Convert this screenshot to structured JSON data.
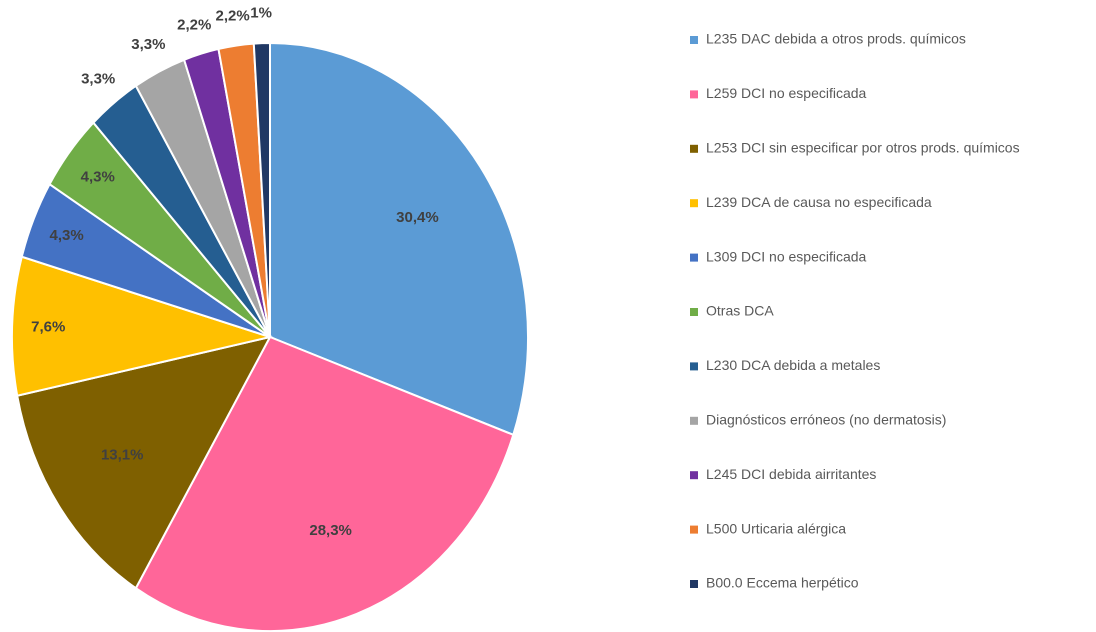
{
  "chart_data": {
    "type": "pie",
    "categories": [
      "L235 DAC debida a otros prods. químicos",
      "L259 DCI no especificada",
      "L253 DCI sin especificar por otros prods. químicos",
      "L239 DCA de causa no especificada",
      "L309 DCI no especificada",
      "Otras DCA",
      "L230 DCA debida a metales",
      "Diagnósticos erróneos (no dermatosis)",
      "L245 DCI debida airritantes",
      "L500 Urticaria alérgica",
      "B00.0 Eccema herpético"
    ],
    "values": [
      30.4,
      28.3,
      13.1,
      7.6,
      4.3,
      4.3,
      3.3,
      3.3,
      2.2,
      2.2,
      1
    ],
    "value_labels": [
      "30,4%",
      "28,3%",
      "13,1%",
      "7,6%",
      "4,3%",
      "4,3%",
      "3,3%",
      "3,3%",
      "2,2%",
      "2,2%",
      "1%"
    ],
    "colors": [
      "#5b9bd5",
      "#ff6699",
      "#7f6000",
      "#ffc000",
      "#4472c4",
      "#70ad47",
      "#255e91",
      "#a5a5a5",
      "#7030a0",
      "#ed7d31",
      "#203864"
    ],
    "legend": "right"
  }
}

◆ The request
Tally the lines in these entries that have the string "otros" in them, then answer with the count and nothing else.

◆ Written response
2